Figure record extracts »
________________________________________
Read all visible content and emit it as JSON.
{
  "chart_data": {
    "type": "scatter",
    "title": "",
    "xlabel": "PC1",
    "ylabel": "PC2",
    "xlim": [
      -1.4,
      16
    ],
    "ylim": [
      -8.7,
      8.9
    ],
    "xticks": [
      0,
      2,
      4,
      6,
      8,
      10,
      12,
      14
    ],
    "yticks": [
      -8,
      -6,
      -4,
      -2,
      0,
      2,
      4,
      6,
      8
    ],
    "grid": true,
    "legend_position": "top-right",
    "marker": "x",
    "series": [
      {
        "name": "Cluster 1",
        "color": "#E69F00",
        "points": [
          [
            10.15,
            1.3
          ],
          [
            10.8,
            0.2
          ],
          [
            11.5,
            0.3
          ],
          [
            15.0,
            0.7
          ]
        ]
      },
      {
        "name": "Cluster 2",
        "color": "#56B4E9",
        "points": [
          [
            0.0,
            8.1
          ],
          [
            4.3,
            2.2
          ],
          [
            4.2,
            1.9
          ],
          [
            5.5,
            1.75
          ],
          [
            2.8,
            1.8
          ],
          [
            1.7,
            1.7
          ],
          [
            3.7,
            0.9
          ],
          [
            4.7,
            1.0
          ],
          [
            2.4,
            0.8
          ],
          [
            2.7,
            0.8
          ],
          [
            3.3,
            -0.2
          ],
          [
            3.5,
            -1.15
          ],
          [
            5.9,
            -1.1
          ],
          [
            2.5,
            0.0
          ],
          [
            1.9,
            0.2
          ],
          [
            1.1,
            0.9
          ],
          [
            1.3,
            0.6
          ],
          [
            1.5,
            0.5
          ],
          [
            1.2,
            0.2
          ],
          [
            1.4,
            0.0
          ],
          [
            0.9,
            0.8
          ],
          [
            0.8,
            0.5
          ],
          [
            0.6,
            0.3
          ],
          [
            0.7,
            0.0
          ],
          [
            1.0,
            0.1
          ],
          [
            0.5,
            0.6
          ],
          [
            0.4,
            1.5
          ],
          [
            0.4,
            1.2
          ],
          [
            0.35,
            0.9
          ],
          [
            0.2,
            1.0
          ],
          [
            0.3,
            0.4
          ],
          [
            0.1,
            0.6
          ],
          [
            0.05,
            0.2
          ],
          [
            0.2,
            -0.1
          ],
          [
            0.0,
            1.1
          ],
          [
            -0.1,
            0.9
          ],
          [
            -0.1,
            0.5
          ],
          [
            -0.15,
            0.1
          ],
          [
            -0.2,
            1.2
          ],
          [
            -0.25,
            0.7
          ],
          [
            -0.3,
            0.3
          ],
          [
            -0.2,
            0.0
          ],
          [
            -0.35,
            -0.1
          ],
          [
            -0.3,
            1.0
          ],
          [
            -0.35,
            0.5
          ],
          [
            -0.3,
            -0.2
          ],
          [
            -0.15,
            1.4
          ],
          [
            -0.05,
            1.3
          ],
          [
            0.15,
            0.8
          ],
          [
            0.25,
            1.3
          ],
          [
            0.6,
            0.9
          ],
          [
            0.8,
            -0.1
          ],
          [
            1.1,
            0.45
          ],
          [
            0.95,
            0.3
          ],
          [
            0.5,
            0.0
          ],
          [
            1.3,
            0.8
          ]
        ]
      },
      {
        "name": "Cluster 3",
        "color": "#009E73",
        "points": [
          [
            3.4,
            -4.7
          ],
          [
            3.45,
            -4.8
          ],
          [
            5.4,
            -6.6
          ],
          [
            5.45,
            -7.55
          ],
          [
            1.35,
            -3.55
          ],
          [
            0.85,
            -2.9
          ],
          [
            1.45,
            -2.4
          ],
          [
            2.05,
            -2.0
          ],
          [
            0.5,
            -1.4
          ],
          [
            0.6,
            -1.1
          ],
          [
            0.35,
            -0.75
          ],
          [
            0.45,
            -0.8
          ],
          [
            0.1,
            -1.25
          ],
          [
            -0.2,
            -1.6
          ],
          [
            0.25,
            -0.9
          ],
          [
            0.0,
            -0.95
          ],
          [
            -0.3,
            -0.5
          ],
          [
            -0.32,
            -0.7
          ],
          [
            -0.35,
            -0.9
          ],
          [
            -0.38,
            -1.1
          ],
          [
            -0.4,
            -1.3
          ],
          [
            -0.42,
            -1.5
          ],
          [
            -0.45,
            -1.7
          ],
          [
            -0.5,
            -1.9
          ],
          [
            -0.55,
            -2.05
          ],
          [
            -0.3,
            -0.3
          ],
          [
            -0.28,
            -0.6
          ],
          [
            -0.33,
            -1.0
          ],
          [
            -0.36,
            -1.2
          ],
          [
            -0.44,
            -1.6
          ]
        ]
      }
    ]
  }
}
________________________________________
WHAT YOU SHOULD DO »
Search the lines for the word "name" and report how many contain it, by number only.

PROBLEM SOLUTION »
3